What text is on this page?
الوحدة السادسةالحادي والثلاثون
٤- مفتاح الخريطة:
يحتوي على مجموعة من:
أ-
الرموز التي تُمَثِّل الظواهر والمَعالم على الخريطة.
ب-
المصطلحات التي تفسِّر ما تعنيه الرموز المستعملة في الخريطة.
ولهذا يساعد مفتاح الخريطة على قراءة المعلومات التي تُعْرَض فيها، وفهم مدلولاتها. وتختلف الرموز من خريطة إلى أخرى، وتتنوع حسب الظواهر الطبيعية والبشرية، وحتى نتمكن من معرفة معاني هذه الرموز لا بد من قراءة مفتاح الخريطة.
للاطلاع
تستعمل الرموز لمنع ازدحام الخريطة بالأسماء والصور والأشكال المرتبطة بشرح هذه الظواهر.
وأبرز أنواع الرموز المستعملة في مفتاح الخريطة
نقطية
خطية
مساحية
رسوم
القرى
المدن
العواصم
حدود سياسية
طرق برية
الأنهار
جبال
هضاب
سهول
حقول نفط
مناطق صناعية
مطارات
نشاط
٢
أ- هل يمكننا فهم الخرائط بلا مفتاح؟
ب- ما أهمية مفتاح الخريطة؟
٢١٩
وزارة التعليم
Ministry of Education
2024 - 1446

▶ **WHAT YOU HAVE TO DO**: Without leaving anything out, give the entries again exactly.

▶ **SOLUTION TO THIS EXERCISE**:
What text is on this page?
الوحدة السادسةالحادي والثلاثون
٤- مفتاح الخريطة:
يحتوي على مجموعة من:
أ-
الرموز التي تُمَثِّل الظواهر والمَعالم على الخريطة.
ب-
المصطلحات التي تفسِّر ما تعنيه الرموز المستعملة في الخريطة.
ولهذا يساعد مفتاح الخريطة على قراءة المعلومات التي تُعْرَض فيها، وفهم مدلولاتها. وتختلف الرموز من خريطة إلى أخرى، وتتنوع حسب الظواهر الطبيعية والبشرية، وحتى نتمكن من معرفة معاني هذه الرموز لا بد من قراءة مفتاح الخريطة.
للاطلاع
تستعمل الرموز لمنع ازدحام الخريطة بالأسماء والصور والأشكال المرتبطة بشرح هذه الظواهر.
وأبرز أنواع الرموز المستعملة في مفتاح الخريطة
نقطية
خطية
مساحية
رسوم
القرى
المدن
العواصم
حدود سياسية
طرق برية
الأنهار
جبال
هضاب
سهول
حقول نفط
مناطق صناعية
مطارات
نشاط
٢
أ- هل يمكننا فهم الخرائط بلا مفتاح؟
ب- ما أهمية مفتاح الخريطة؟
٢١٩
وزارة التعليم
Ministry of Education
2024 - 1446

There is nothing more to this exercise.